YOUR INSTRUCTIONS → Rewrite the section of the text on fieldwork, starting with "Annette credits a" and going on through "and Tina Wu).", and replace "post-doc" with "postdoctoral fellowship".

SELECTED PASSAGE →
Strengths and Weaknesses of Fieldwork

This 2011 edition also built on Annette’s practice of providing a detailed look at the difficulties and dramas of fieldwork. In both Home Advantage and Unequal Childhoods, Annette included candid appendices that describe not only her methods but also the dilemmas, confusions, and missteps that inevitably arise in qualitative research. In the second edition of Unequal Childhoods, Annette addresses head-on the reality of the power differential between research subjects and researcher. She documents the reactions of the families to the book itself, reactions that range from pleased satisfaction to deep hurt, anger, and disappointment. Annette believes that frankness about the details of producing research is important to give readers a basis for gauging the persuasiveness of the evidence and also to help students and fellow researchers by providing an accurate picture of the research process and advice on avoiding some of the pitfalls. She is at work on a book on ethnography that she intends as both a practical guide and a statement of standards.

Annette credits a post-doc at Stanford with deepening her understanding of the different strengths and dilemmas of quantitative analysis, and she has become increasingly interested in such methods. In an ongoing collaboration, she and Eliot Weininger have brought quantitative as well as qualitative data to bear on the relations among class, family, and education. They are currently working on a project called “Choosing Homes, Choosing Schools,” and Annette and Kimberly Goyette have co-edited a forthcoming volume with that title. Two other current projects extend Annette’s investigation of the American class system: an interview study of very wealthy people and one on the experience of upward mobility (with Heather Curl and Tina Wu).

THE DATA →
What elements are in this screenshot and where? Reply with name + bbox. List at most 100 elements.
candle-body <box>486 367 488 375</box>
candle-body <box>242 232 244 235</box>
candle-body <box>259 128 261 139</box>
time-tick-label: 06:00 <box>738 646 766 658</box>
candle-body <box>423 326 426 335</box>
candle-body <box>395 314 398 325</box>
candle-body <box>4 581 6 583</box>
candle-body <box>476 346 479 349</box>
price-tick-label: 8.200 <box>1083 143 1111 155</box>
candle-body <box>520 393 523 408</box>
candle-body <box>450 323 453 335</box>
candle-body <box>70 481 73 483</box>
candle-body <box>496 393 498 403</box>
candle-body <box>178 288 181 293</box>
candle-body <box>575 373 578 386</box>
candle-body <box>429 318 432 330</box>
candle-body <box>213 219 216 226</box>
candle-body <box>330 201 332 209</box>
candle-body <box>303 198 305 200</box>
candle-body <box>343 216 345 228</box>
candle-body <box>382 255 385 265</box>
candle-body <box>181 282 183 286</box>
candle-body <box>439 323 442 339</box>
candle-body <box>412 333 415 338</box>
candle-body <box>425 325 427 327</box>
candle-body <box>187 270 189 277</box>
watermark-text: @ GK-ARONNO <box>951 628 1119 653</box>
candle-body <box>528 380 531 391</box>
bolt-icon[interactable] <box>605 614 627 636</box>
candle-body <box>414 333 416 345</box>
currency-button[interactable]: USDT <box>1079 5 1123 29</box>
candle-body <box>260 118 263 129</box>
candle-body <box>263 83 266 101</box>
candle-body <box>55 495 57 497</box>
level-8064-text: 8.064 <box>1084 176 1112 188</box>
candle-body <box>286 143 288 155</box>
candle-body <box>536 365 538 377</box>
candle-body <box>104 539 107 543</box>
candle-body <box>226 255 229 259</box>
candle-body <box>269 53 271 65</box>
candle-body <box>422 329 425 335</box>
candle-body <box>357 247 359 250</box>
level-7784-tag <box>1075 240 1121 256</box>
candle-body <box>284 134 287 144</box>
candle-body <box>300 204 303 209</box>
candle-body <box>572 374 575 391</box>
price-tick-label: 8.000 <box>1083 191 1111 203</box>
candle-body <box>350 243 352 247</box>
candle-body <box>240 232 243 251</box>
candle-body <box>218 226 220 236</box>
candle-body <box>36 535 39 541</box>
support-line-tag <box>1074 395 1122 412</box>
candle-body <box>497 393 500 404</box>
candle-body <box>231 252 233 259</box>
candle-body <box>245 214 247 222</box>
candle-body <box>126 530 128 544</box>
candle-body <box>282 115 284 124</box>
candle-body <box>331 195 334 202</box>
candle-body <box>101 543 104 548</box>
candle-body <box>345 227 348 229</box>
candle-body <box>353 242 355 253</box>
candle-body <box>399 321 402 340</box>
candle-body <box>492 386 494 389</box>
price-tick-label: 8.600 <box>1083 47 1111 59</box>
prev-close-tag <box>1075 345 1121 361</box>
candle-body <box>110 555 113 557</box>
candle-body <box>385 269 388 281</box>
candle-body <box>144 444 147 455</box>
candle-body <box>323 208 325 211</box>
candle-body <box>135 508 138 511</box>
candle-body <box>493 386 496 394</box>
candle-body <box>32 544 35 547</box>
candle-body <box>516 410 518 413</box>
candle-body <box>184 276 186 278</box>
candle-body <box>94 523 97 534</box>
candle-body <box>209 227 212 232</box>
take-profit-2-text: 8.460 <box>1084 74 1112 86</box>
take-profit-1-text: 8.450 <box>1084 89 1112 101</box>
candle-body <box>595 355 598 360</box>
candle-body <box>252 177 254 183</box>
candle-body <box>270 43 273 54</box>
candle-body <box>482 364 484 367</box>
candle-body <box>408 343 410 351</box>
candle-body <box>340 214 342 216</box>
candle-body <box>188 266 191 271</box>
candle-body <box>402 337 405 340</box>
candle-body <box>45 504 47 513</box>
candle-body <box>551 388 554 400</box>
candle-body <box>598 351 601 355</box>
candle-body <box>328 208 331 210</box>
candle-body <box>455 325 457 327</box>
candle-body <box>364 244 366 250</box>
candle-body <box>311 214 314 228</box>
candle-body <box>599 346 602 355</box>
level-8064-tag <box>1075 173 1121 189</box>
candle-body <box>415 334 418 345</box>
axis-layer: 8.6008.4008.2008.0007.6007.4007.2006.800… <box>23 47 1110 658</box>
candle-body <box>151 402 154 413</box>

OUTPUT OF THE EXERCISE →
Annette credits a postdoctoral fellowship at Stanford with deepening her understanding of the different strengths and dilemmas of quantitative analysis, and she has become increasingly interested in such methods. In an ongoing collaboration, she and Eliot Weininger have brought quantitative as well as qualitative data to bear on the relations among class, family, and education. They are currently working on a project called “Choosing Homes, Choosing Schools,” and Annette and Kimberly Goyette have co-edited a forthcoming volume with that title. Two other current projects extend Annette’s investigation of the American class system: an interview study of very wealthy people and one on the experience of upward mobility (with Heather Curl and Tina Wu).